● **Job**
Using the entries that follow, collect the lines where the word "JSON" appears.

● **Data shown**
[BEGIN]
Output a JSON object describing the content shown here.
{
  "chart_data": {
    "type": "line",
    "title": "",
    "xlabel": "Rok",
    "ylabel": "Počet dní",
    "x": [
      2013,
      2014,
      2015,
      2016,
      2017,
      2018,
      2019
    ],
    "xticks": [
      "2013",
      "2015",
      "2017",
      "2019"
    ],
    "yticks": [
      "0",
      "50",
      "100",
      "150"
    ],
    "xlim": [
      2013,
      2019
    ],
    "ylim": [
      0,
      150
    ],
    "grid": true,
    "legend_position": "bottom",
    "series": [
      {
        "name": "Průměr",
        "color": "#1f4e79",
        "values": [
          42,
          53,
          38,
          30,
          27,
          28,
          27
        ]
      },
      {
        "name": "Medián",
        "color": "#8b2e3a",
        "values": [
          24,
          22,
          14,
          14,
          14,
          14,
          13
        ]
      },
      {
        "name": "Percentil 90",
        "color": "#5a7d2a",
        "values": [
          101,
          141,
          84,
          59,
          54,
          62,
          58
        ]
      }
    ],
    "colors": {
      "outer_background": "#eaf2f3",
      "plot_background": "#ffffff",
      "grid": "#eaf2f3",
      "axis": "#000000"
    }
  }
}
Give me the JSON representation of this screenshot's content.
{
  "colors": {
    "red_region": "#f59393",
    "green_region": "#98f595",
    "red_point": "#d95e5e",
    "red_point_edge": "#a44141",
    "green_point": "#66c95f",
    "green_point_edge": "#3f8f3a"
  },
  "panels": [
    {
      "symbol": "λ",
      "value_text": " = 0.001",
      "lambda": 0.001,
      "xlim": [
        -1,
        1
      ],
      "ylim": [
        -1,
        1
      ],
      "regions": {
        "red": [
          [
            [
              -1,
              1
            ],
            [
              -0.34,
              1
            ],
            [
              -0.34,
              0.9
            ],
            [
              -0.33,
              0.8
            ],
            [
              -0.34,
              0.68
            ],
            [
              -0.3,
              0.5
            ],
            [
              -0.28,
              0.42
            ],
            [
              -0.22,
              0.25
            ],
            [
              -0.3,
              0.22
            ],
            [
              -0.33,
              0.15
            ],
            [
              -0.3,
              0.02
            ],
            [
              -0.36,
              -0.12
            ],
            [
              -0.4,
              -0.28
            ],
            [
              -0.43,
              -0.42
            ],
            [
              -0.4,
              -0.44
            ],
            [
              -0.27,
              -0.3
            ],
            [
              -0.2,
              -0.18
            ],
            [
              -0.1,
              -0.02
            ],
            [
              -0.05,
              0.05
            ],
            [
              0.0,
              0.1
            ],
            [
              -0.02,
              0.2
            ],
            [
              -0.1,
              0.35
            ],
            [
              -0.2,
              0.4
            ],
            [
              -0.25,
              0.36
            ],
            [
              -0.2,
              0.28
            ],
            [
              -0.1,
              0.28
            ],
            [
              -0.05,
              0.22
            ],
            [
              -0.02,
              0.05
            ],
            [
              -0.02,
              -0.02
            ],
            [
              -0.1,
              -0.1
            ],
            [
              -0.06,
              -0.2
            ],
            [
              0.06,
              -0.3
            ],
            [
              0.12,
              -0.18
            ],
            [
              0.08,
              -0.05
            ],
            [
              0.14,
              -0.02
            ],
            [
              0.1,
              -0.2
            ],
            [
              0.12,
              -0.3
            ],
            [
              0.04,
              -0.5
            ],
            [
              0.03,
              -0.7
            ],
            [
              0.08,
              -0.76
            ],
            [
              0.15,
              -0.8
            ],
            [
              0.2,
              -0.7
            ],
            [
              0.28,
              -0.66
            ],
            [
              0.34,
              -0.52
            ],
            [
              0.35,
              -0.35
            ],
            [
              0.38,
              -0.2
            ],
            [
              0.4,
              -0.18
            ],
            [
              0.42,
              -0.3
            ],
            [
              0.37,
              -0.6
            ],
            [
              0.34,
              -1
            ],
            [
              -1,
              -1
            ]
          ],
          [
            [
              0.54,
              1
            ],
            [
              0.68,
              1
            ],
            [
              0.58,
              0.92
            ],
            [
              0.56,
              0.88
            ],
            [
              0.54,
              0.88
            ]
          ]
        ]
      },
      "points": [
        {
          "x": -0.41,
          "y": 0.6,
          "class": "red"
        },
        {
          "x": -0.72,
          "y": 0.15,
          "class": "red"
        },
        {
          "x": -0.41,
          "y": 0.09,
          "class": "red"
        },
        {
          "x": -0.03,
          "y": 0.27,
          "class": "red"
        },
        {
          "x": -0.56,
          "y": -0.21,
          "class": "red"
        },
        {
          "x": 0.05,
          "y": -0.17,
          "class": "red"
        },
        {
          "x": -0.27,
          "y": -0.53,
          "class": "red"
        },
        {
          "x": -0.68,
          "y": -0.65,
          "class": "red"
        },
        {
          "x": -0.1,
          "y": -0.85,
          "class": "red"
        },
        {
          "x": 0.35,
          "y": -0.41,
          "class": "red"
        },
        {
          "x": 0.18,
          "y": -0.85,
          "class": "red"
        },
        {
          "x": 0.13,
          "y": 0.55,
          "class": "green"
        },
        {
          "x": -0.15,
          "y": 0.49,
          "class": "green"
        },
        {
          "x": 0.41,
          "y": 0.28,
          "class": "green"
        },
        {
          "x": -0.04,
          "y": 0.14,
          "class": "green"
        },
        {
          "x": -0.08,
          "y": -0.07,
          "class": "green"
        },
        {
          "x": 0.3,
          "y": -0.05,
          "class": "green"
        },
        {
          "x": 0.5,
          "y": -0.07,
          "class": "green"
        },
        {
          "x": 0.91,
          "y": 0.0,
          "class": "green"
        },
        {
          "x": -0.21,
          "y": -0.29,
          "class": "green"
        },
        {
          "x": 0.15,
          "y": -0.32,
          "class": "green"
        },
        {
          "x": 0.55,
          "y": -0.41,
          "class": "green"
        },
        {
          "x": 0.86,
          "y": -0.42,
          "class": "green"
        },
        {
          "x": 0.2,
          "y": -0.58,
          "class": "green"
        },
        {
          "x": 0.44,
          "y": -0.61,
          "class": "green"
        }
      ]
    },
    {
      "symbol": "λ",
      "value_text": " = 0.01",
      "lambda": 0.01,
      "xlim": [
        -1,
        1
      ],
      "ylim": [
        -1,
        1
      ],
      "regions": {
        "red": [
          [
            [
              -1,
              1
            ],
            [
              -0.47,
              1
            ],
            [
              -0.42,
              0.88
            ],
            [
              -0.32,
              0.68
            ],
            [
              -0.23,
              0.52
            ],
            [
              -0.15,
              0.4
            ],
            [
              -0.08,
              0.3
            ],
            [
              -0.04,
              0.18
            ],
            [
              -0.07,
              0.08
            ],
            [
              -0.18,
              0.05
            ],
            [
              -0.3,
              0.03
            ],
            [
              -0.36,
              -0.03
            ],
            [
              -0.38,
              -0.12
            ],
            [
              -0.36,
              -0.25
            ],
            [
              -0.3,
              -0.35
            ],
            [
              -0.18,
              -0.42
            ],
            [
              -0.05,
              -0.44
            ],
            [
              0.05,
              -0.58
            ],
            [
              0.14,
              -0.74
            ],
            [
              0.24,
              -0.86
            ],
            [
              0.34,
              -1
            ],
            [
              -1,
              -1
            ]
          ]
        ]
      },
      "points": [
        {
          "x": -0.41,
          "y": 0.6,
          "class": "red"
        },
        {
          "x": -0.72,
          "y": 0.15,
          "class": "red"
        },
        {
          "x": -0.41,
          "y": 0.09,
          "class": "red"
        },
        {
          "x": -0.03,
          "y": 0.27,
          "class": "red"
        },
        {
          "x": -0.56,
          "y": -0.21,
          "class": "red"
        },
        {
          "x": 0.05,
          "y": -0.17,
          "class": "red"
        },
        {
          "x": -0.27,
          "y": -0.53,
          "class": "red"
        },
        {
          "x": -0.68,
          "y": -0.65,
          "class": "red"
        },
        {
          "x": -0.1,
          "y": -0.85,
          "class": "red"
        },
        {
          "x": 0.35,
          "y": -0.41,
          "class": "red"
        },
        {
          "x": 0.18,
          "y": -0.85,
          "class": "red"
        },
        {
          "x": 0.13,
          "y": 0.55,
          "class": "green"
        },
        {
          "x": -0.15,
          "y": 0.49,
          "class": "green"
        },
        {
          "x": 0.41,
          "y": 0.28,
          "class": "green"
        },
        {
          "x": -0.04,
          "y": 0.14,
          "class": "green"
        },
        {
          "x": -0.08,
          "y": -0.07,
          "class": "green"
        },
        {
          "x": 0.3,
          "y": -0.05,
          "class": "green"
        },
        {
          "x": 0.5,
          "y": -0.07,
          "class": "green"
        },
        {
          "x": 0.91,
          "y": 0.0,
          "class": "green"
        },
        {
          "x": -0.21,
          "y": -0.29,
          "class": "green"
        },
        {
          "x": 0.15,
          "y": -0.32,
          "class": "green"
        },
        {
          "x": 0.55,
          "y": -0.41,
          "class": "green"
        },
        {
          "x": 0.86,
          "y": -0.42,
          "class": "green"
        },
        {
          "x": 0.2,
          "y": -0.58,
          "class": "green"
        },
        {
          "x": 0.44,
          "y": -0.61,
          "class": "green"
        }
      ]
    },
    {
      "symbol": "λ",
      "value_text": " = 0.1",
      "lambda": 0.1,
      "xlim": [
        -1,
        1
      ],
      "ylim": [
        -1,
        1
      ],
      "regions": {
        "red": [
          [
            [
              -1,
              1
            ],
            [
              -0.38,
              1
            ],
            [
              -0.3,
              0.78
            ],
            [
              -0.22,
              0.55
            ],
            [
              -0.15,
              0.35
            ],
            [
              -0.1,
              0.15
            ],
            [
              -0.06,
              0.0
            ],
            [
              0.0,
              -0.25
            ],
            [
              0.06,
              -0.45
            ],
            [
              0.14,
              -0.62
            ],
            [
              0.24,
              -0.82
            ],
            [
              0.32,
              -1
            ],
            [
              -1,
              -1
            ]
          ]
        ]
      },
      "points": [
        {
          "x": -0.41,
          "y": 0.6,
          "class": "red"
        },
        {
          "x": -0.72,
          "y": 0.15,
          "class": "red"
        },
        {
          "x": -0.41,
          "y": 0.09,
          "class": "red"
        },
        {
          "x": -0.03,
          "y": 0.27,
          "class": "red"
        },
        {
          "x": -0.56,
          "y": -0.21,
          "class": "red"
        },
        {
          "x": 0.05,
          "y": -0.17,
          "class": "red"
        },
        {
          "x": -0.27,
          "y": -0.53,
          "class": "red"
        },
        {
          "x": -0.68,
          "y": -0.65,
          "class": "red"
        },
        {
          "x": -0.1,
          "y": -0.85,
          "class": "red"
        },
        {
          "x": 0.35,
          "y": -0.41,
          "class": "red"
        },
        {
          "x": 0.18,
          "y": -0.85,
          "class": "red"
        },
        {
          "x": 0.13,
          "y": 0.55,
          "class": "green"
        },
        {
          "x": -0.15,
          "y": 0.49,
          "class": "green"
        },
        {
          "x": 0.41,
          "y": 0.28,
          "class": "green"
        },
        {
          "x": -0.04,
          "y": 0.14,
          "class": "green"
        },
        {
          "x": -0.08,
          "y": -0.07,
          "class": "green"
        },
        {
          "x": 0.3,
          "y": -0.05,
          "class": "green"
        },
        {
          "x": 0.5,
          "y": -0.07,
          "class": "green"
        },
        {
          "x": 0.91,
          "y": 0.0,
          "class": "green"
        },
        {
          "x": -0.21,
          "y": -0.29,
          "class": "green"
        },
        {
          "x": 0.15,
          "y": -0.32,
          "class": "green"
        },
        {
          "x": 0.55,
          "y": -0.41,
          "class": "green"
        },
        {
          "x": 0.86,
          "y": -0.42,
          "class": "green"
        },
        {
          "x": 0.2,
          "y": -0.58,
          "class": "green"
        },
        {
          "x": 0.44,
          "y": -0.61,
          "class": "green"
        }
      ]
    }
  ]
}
[END]
● **Result of this task**
Output a JSON object describing the content shown here.
Give me the JSON representation of this screenshot's content.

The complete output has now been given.